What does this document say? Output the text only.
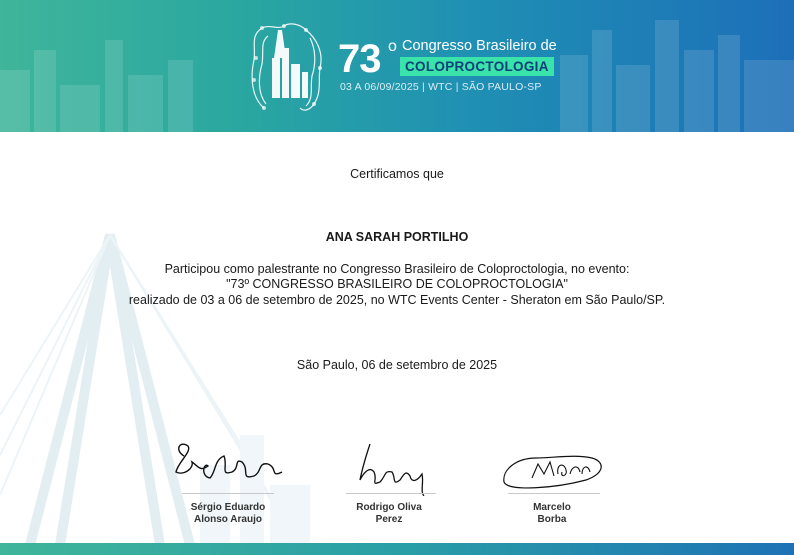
73 o Congresso Brasileiro de
COLOPROCTOLOGIA
03 A 06/09/2025 | WTC | SÃO PAULO-SP
Certificamos que
ANA SARAH PORTILHO
Participou como palestrante no Congresso Brasileiro de Coloproctologia, no evento:
"73º CONGRESSO BRASILEIRO DE COLOPROCTOLOGIA"
realizado de 03 a 06 de setembro de 2025, no WTC Events Center - Sheraton em São Paulo/SP.
São Paulo, 06 de setembro de 2025
Sérgio Eduardo
Alonso Araujo
Rodrigo Oliva
Perez
Marcelo
Borba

**Prompt**
From the listing, extract all text exactly as given and drop any picture.

**The reply**
What does this document say? Output the text only.
73 o Congresso Brasileiro de
COLOPROCTOLOGIA
03 A 06/09/2025 | WTC | SÃO PAULO-SP
Certificamos que
ANA SARAH PORTILHO
Participou como palestrante no Congresso Brasileiro de Coloproctologia, no evento:
"73º CONGRESSO BRASILEIRO DE COLOPROCTOLOGIA"
realizado de 03 a 06 de setembro de 2025, no WTC Events Center - Sheraton em São Paulo/SP.
São Paulo, 06 de setembro de 2025
Sérgio Eduardo
Alonso Araujo
Rodrigo Oliva
Perez
Marcelo
Borba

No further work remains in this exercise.